Copy every line of the records below that holds the word "Strongly".

■ **Input rows**:
▶

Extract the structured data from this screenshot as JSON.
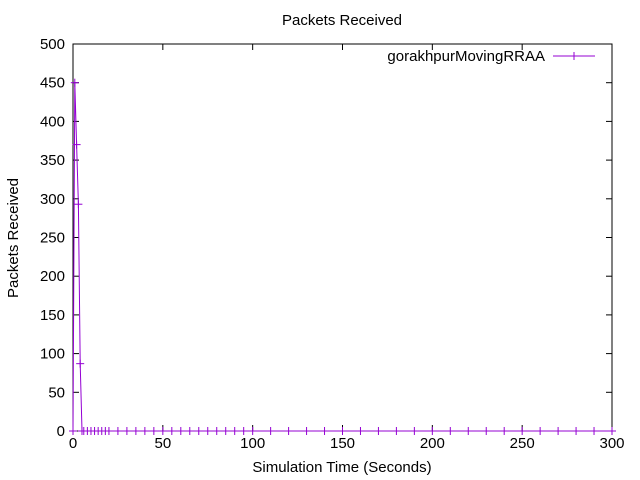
{
  "chart_data": {
    "type": "line",
    "title": "Packets Received",
    "xlabel": "Simulation Time (Seconds)",
    "ylabel": "Packets Received",
    "xlim": [
      0,
      300
    ],
    "ylim": [
      0,
      500
    ],
    "x_ticks": [
      0,
      50,
      100,
      150,
      200,
      250,
      300
    ],
    "y_ticks": [
      0,
      50,
      100,
      150,
      200,
      250,
      300,
      350,
      400,
      450,
      500
    ],
    "grid": false,
    "legend_position": "top-right",
    "series": [
      {
        "name": "gorakhpurMovingRRAA",
        "color": "#9400D3",
        "marker": "plus",
        "x": [
          0,
          1,
          2,
          3,
          4,
          5,
          6,
          8,
          10,
          12,
          14,
          16,
          18,
          20,
          25,
          30,
          35,
          40,
          45,
          50,
          55,
          60,
          65,
          70,
          75,
          80,
          85,
          90,
          95,
          100,
          110,
          120,
          130,
          140,
          150,
          160,
          170,
          180,
          190,
          200,
          210,
          220,
          230,
          240,
          250,
          260,
          270,
          280,
          290,
          300
        ],
        "y": [
          0,
          450,
          370,
          293,
          87,
          0,
          0,
          0,
          0,
          0,
          0,
          0,
          0,
          0,
          0,
          0,
          0,
          0,
          0,
          0,
          0,
          0,
          0,
          0,
          0,
          0,
          0,
          0,
          0,
          0,
          0,
          0,
          0,
          0,
          0,
          0,
          0,
          0,
          0,
          0,
          0,
          0,
          0,
          0,
          0,
          0,
          0,
          0,
          0,
          0
        ]
      }
    ]
  }
}
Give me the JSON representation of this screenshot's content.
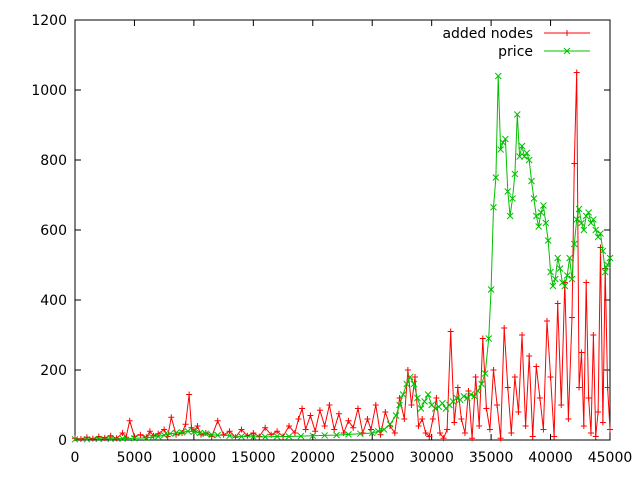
{
  "chart_data": {
    "type": "line",
    "xlim": [
      0,
      45000
    ],
    "ylim": [
      0,
      1200
    ],
    "xticks": [
      "0",
      "5000",
      "10000",
      "15000",
      "20000",
      "25000",
      "30000",
      "35000",
      "40000",
      "45000"
    ],
    "yticks": [
      "0",
      "200",
      "400",
      "600",
      "800",
      "1000",
      "1200"
    ],
    "grid": false,
    "legend_position": "top-right",
    "series": [
      {
        "name": "added nodes",
        "color": "#ff0000",
        "marker": "plus",
        "x": [
          0,
          500,
          1000,
          1500,
          2000,
          2500,
          3000,
          3500,
          4000,
          4300,
          4600,
          5000,
          5500,
          6000,
          6300,
          6600,
          7000,
          7500,
          7800,
          8100,
          8500,
          9000,
          9300,
          9600,
          9800,
          10000,
          10300,
          10600,
          11000,
          11500,
          12000,
          12500,
          13000,
          13500,
          14000,
          14500,
          15000,
          15500,
          16000,
          16500,
          17000,
          17500,
          18000,
          18500,
          18800,
          19100,
          19400,
          19800,
          20200,
          20600,
          21000,
          21400,
          21800,
          22200,
          22600,
          23000,
          23400,
          23800,
          24200,
          24600,
          24900,
          25300,
          25700,
          26100,
          26500,
          26900,
          27300,
          27700,
          28000,
          28300,
          28600,
          28900,
          29200,
          29500,
          29800,
          30100,
          30400,
          30700,
          31000,
          31300,
          31600,
          31900,
          32200,
          32500,
          32800,
          33100,
          33400,
          33700,
          34000,
          34300,
          34600,
          34900,
          35200,
          35500,
          35800,
          36100,
          36400,
          36700,
          37000,
          37300,
          37600,
          37900,
          38200,
          38500,
          38800,
          39100,
          39400,
          39700,
          40000,
          40300,
          40600,
          40900,
          41200,
          41500,
          41800,
          42000,
          42200,
          42400,
          42600,
          42800,
          43000,
          43200,
          43400,
          43600,
          43800,
          44000,
          44200,
          44400,
          44600,
          44800,
          45000
        ],
        "y": [
          5,
          3,
          8,
          4,
          10,
          6,
          12,
          5,
          20,
          8,
          55,
          10,
          15,
          8,
          25,
          12,
          18,
          30,
          10,
          65,
          15,
          20,
          45,
          130,
          35,
          25,
          40,
          15,
          20,
          10,
          55,
          15,
          25,
          8,
          30,
          12,
          20,
          10,
          35,
          15,
          25,
          10,
          40,
          20,
          60,
          90,
          30,
          70,
          25,
          85,
          40,
          100,
          30,
          75,
          20,
          55,
          35,
          90,
          20,
          60,
          30,
          100,
          15,
          80,
          40,
          20,
          120,
          60,
          200,
          100,
          180,
          40,
          60,
          20,
          10,
          60,
          120,
          20,
          5,
          30,
          310,
          50,
          150,
          60,
          20,
          140,
          5,
          180,
          40,
          290,
          90,
          30,
          200,
          100,
          5,
          320,
          150,
          20,
          180,
          80,
          300,
          40,
          240,
          10,
          210,
          120,
          30,
          340,
          180,
          10,
          390,
          100,
          450,
          60,
          350,
          790,
          1050,
          150,
          250,
          40,
          450,
          120,
          20,
          300,
          10,
          80,
          550,
          50,
          490,
          150,
          30
        ]
      },
      {
        "name": "price",
        "color": "#00c000",
        "marker": "x",
        "x": [
          0,
          1000,
          2000,
          3000,
          4000,
          5000,
          6000,
          6500,
          7000,
          7500,
          8000,
          8500,
          9000,
          9500,
          10000,
          10500,
          11000,
          11500,
          12000,
          13000,
          14000,
          15000,
          16000,
          17000,
          18000,
          19000,
          20000,
          21000,
          22000,
          23000,
          24000,
          25000,
          25500,
          26000,
          26500,
          27000,
          27300,
          27600,
          27900,
          28200,
          28500,
          28800,
          29100,
          29400,
          29700,
          30000,
          30300,
          30600,
          30900,
          31200,
          31500,
          31800,
          32100,
          32400,
          32700,
          33000,
          33300,
          33600,
          33900,
          34200,
          34500,
          34800,
          35000,
          35200,
          35400,
          35600,
          35800,
          36000,
          36200,
          36400,
          36600,
          36800,
          37000,
          37200,
          37400,
          37600,
          37800,
          38000,
          38200,
          38400,
          38600,
          38800,
          39000,
          39200,
          39400,
          39600,
          39800,
          40000,
          40200,
          40400,
          40600,
          40800,
          41000,
          41200,
          41400,
          41600,
          41800,
          42000,
          42200,
          42400,
          42600,
          42800,
          43000,
          43200,
          43400,
          43600,
          43800,
          44000,
          44200,
          44400,
          44600,
          44800,
          45000
        ],
        "y": [
          2,
          2,
          3,
          3,
          4,
          5,
          6,
          8,
          10,
          14,
          18,
          20,
          22,
          25,
          24,
          20,
          18,
          15,
          14,
          12,
          10,
          9,
          9,
          10,
          10,
          11,
          12,
          13,
          14,
          16,
          18,
          20,
          25,
          30,
          45,
          70,
          100,
          130,
          160,
          180,
          160,
          120,
          90,
          110,
          130,
          100,
          90,
          95,
          105,
          90,
          100,
          110,
          120,
          115,
          125,
          120,
          130,
          125,
          140,
          160,
          190,
          290,
          430,
          665,
          750,
          1040,
          830,
          850,
          860,
          710,
          640,
          690,
          760,
          930,
          810,
          840,
          810,
          820,
          800,
          740,
          690,
          640,
          610,
          650,
          670,
          620,
          570,
          480,
          440,
          460,
          520,
          490,
          450,
          440,
          470,
          520,
          460,
          560,
          630,
          660,
          620,
          600,
          640,
          650,
          620,
          630,
          600,
          580,
          590,
          540,
          480,
          500,
          520
        ]
      }
    ]
  }
}
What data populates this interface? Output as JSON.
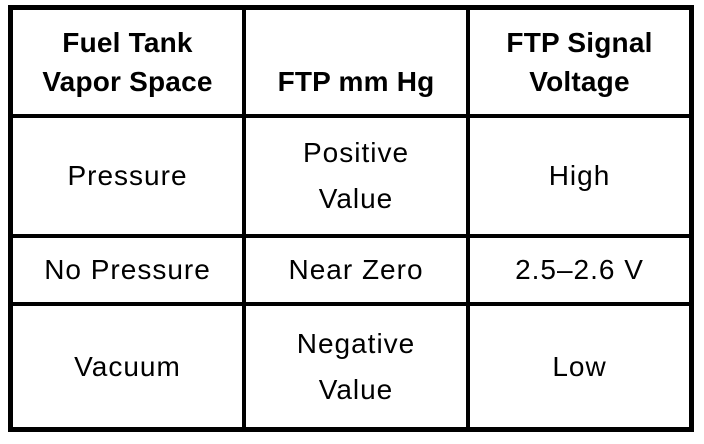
{
  "colors": {
    "background": "#ffffff",
    "border": "#000000",
    "text": "#000000"
  },
  "table": {
    "columns": [
      {
        "header_lines": [
          "Fuel Tank",
          "Vapor Space"
        ]
      },
      {
        "header_lines": [
          "FTP mm Hg"
        ]
      },
      {
        "header_lines": [
          "FTP Signal",
          "Voltage"
        ]
      }
    ],
    "rows": [
      {
        "cells": [
          [
            "Pressure"
          ],
          [
            "Positive",
            "Value"
          ],
          [
            "High"
          ]
        ]
      },
      {
        "cells": [
          [
            "No Pressure"
          ],
          [
            "Near Zero"
          ],
          [
            "2.5–2.6 V"
          ]
        ]
      },
      {
        "cells": [
          [
            "Vacuum"
          ],
          [
            "Negative",
            "Value"
          ],
          [
            "Low"
          ]
        ]
      }
    ]
  }
}
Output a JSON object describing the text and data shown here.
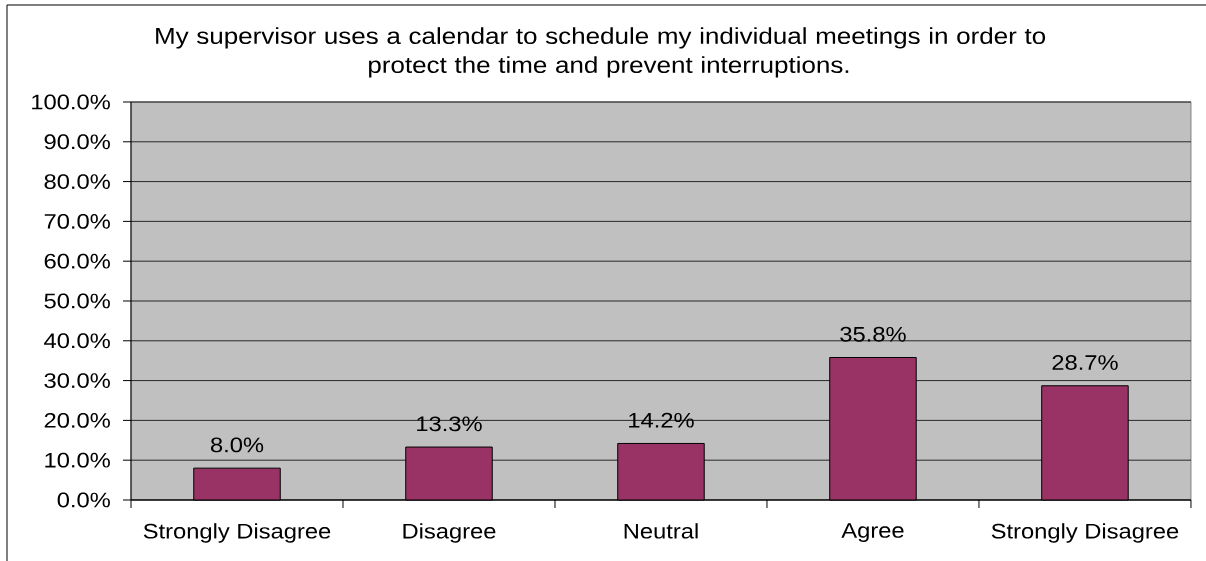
{
  "chart_data": {
    "type": "bar",
    "title": "My supervisor uses a calendar to schedule my individual meetings in order to protect the time and prevent interruptions.",
    "categories": [
      "Strongly Disagree",
      "Disagree",
      "Neutral",
      "Agree",
      "Strongly Disagree"
    ],
    "values": [
      8.0,
      13.3,
      14.2,
      35.8,
      28.7
    ],
    "value_labels": [
      "8.0%",
      "13.3%",
      "14.2%",
      "35.8%",
      "28.7%"
    ],
    "color": "#993366",
    "ylim": [
      0,
      100
    ],
    "yticks": [
      {
        "value": 0,
        "label": "0.0%"
      },
      {
        "value": 10,
        "label": "10.0%"
      },
      {
        "value": 20,
        "label": "20.0%"
      },
      {
        "value": 30,
        "label": "30.0%"
      },
      {
        "value": 40,
        "label": "40.0%"
      },
      {
        "value": 50,
        "label": "50.0%"
      },
      {
        "value": 60,
        "label": "60.0%"
      },
      {
        "value": 70,
        "label": "70.0%"
      },
      {
        "value": 80,
        "label": "80.0%"
      },
      {
        "value": 90,
        "label": "90.0%"
      },
      {
        "value": 100,
        "label": "100.0%"
      }
    ],
    "grid": "y"
  }
}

◀

■ **Exercise response**:
      "Strongly Disagree",
      "Strongly Disagree"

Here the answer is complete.